## Aim of the exercise
Retype the records below exactly as they appear.
>>>>
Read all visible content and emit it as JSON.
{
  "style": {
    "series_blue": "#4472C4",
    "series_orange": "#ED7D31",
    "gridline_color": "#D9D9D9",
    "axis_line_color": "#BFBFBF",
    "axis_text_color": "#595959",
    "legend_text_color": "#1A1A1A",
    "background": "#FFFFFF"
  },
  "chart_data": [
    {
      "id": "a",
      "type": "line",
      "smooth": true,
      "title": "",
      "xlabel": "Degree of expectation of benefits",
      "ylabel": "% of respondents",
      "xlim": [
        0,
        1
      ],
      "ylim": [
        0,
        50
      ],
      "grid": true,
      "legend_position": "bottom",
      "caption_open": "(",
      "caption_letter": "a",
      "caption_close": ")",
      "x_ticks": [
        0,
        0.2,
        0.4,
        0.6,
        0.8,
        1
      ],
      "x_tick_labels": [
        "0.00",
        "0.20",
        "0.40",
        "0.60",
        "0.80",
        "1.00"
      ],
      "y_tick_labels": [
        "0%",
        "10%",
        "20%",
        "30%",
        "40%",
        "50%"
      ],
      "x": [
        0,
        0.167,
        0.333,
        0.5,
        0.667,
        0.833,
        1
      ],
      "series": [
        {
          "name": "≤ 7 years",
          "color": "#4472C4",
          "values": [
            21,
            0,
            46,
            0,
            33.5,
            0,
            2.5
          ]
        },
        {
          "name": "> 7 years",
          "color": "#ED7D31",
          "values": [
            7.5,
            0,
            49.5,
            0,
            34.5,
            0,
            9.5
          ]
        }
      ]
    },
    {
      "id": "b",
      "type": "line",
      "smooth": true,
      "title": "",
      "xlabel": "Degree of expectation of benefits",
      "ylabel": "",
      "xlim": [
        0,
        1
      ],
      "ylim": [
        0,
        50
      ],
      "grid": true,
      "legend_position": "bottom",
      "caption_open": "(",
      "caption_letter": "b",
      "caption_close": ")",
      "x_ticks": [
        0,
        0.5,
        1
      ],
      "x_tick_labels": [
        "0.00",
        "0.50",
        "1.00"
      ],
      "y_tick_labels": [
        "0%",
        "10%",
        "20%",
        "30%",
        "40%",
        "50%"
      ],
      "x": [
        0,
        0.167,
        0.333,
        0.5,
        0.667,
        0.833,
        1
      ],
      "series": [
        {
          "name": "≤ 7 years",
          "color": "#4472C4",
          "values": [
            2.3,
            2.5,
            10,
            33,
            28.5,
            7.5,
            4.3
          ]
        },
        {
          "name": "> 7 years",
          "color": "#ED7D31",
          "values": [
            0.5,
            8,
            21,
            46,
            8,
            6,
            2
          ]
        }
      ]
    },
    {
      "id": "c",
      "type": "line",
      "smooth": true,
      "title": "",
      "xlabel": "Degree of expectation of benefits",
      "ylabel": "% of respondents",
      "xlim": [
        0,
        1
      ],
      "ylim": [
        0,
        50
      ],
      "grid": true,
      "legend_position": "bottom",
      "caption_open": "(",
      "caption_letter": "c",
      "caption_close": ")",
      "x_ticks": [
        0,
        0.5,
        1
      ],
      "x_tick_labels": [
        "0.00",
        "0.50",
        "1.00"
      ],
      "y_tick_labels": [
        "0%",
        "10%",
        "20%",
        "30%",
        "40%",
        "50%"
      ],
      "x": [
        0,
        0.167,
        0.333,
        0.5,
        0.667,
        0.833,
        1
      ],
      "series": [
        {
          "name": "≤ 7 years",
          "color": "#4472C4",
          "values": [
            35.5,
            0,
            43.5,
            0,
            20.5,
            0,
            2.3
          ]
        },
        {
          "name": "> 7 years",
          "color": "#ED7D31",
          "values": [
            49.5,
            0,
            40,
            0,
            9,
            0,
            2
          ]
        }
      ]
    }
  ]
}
<<<<
## Answer
Read all visible content and emit it as JSON.
{
  "style": {
    "series_blue": "#4472C4",
    "series_orange": "#ED7D31",
    "gridline_color": "#D9D9D9",
    "axis_line_color": "#BFBFBF",
    "axis_text_color": "#595959",
    "legend_text_color": "#1A1A1A",
    "background": "#FFFFFF"
  },
  "chart_data": [
    {
      "id": "a",
      "type": "line",
      "smooth": true,
      "title": "",
      "xlabel": "Degree of expectation of benefits",
      "ylabel": "% of respondents",
      "xlim": [
        0,
        1
      ],
      "ylim": [
        0,
        50
      ],
      "grid": true,
      "legend_position": "bottom",
      "caption_open": "(",
      "caption_letter": "a",
      "caption_close": ")",
      "x_ticks": [
        0,
        0.2,
        0.4,
        0.6,
        0.8,
        1
      ],
      "x_tick_labels": [
        "0.00",
        "0.20",
        "0.40",
        "0.60",
        "0.80",
        "1.00"
      ],
      "y_tick_labels": [
        "0%",
        "10%",
        "20%",
        "30%",
        "40%",
        "50%"
      ],
      "x": [
        0,
        0.167,
        0.333,
        0.5,
        0.667,
        0.833,
        1
      ],
      "series": [
        {
          "name": "≤ 7 years",
          "color": "#4472C4",
          "values": [
            21,
            0,
            46,
            0,
            33.5,
            0,
            2.5
          ]
        },
        {
          "name": "> 7 years",
          "color": "#ED7D31",
          "values": [
            7.5,
            0,
            49.5,
            0,
            34.5,
            0,
            9.5
          ]
        }
      ]
    },
    {
      "id": "b",
      "type": "line",
      "smooth": true,
      "title": "",
      "xlabel": "Degree of expectation of benefits",
      "ylabel": "",
      "xlim": [
        0,
        1
      ],
      "ylim": [
        0,
        50
      ],
      "grid": true,
      "legend_position": "bottom",
      "caption_open": "(",
      "caption_letter": "b",
      "caption_close": ")",
      "x_ticks": [
        0,
        0.5,
        1
      ],
      "x_tick_labels": [
        "0.00",
        "0.50",
        "1.00"
      ],
      "y_tick_labels": [
        "0%",
        "10%",
        "20%",
        "30%",
        "40%",
        "50%"
      ],
      "x": [
        0,
        0.167,
        0.333,
        0.5,
        0.667,
        0.833,
        1
      ],
      "series": [
        {
          "name": "≤ 7 years",
          "color": "#4472C4",
          "values": [
            2.3,
            2.5,
            10,
            33,
            28.5,
            7.5,
            4.3
          ]
        },
        {
          "name": "> 7 years",
          "color": "#ED7D31",
          "values": [
            0.5,
            8,
            21,
            46,
            8,
            6,
            2
          ]
        }
      ]
    },
    {
      "id": "c",
      "type": "line",
      "smooth": true,
      "title": "",
      "xlabel": "Degree of expectation of benefits",
      "ylabel": "% of respondents",
      "xlim": [
        0,
        1
      ],
      "ylim": [
        0,
        50
      ],
      "grid": true,
      "legend_position": "bottom",
      "caption_open": "(",
      "caption_letter": "c",
      "caption_close": ")",
      "x_ticks": [
        0,
        0.5,
        1
      ],
      "x_tick_labels": [
        "0.00",
        "0.50",
        "1.00"
      ],
      "y_tick_labels": [
        "0%",
        "10%",
        "20%",
        "30%",
        "40%",
        "50%"
      ],
      "x": [
        0,
        0.167,
        0.333,
        0.5,
        0.667,
        0.833,
        1
      ],
      "series": [
        {
          "name": "≤ 7 years",
          "color": "#4472C4",
          "values": [
            35.5,
            0,
            43.5,
            0,
            20.5,
            0,
            2.3
          ]
        },
        {
          "name": "> 7 years",
          "color": "#ED7D31",
          "values": [
            49.5,
            0,
            40,
            0,
            9,
            0,
            2
          ]
        }
      ]
    }
  ]
}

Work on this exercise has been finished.